09:07 PM on 02/04/2010
Agree with you on her acting, it always seems natural. I think Liza's enthusiasm sometimes cuts short the attention span of trying to focus and find the notes. Diana Ross goes through the same thing. The love of the audience makes them forget that the reason the people are cheering is because they remember the way the song has been done in the past, and they want to hear it that way again.
02:02 PM on 02/05/2010
O,please, no one forces anyone to buy Liza's new dvd.It's out there for people who still love her.She is 63 years old-I think every person who are ready to pay 20$ for that dvd knows it.She is not what she used to be at 20,30,40 and 50 and people who are paying for the tickets and dvds know that too.Still she doesn't have any problem selling her work or she would be working in the soap operas for the last twenty years like most aging broadway stars.She was all over the place for the last 3 years she won Tony (her fourth one by the way) for that show and gammy nomination so most people are still finding her quite impressive and there are just not enough old Judy fans to keep Liza career alive for so long..It's easy to sit in front of your computer in warm room and give your pov in a matter of fact manner but the truth is everybody know and respect Liza Minnelli and very few people care about ...you know who
04:58 PM on 02/05/2010
She was on an episode of "Law & Order: Criminal Intent" a few years back... she was quite good.

# [TASK DIRECTIONS]
In the comments about Liza Minnelli, rewrite the stretch from "09:07 PM on" through "that way again.", swapping "audience" for "crowd".

# [INFORMATION]
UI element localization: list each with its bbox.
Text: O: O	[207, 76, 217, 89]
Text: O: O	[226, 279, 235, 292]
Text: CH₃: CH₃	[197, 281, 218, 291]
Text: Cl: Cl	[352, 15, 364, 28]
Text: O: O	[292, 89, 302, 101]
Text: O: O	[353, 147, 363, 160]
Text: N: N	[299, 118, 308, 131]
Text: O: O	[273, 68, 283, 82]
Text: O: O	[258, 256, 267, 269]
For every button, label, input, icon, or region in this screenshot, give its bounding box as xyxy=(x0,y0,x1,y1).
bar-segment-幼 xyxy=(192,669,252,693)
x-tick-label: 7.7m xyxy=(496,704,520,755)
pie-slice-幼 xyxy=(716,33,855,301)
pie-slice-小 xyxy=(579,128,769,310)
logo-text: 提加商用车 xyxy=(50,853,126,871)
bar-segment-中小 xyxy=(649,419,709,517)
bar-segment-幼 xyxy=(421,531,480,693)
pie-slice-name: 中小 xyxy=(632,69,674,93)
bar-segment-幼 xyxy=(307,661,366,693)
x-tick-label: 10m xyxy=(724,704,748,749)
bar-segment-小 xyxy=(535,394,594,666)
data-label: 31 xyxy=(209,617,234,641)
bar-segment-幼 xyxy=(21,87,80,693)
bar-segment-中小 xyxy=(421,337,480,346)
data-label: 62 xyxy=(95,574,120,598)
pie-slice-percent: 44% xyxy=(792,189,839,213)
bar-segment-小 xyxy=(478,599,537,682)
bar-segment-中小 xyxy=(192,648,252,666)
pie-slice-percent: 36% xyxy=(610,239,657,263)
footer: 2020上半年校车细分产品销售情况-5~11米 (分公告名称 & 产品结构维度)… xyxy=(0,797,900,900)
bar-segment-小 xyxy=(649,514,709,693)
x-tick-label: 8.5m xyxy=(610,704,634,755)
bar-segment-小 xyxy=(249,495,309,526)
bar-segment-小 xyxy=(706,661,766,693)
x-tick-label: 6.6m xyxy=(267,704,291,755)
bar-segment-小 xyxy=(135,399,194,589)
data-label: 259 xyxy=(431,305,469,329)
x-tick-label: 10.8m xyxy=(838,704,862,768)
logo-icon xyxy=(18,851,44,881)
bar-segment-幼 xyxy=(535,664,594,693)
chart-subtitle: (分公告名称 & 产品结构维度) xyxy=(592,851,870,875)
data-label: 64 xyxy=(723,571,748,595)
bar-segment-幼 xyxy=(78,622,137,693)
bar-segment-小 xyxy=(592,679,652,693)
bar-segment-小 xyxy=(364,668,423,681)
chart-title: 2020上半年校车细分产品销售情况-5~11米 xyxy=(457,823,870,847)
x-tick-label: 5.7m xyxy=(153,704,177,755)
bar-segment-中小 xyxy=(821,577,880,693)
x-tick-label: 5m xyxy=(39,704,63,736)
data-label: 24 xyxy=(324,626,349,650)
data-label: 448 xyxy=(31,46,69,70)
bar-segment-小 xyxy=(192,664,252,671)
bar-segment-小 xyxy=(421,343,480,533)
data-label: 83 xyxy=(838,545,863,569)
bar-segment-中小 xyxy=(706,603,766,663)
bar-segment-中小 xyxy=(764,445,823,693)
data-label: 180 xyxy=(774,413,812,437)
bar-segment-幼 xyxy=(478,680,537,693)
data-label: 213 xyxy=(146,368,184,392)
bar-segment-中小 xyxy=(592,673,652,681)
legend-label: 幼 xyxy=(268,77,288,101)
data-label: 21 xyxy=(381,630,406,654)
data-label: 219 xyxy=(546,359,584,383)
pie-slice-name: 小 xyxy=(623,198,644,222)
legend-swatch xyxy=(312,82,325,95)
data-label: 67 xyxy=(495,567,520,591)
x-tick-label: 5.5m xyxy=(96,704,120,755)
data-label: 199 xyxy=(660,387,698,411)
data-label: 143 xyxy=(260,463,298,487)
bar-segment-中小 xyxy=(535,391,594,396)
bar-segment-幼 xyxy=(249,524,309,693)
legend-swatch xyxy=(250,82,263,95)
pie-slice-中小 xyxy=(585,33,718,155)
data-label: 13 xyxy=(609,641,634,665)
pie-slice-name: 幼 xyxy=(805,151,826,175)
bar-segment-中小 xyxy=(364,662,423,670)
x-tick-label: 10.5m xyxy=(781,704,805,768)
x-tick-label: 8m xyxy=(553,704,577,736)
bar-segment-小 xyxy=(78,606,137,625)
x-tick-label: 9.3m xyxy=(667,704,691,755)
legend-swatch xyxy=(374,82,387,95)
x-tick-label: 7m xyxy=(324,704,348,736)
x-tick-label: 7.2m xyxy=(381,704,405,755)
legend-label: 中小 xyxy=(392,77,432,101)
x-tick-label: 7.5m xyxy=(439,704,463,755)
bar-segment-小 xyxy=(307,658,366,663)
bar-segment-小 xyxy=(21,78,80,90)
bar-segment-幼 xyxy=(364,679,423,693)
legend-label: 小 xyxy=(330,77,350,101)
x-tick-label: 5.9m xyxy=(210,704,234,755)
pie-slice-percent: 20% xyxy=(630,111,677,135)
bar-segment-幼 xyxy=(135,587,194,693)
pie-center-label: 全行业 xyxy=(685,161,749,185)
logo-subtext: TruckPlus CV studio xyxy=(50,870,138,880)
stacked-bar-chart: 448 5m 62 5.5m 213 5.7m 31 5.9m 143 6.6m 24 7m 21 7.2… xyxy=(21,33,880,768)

# [RESPONSE FOR THIS EXERCISE]
09:07 PM on 02/04/2010
Agree with you on her acting, it always seems natural. I think Liza's enthusiasm sometimes cuts short the attention span of trying to focus and find the notes. Diana Ross goes through the same thing. The love of the crowd makes them forget that the reason the people are cheering is because they remember the way the song has been done in the past, and they want to hear it that way again.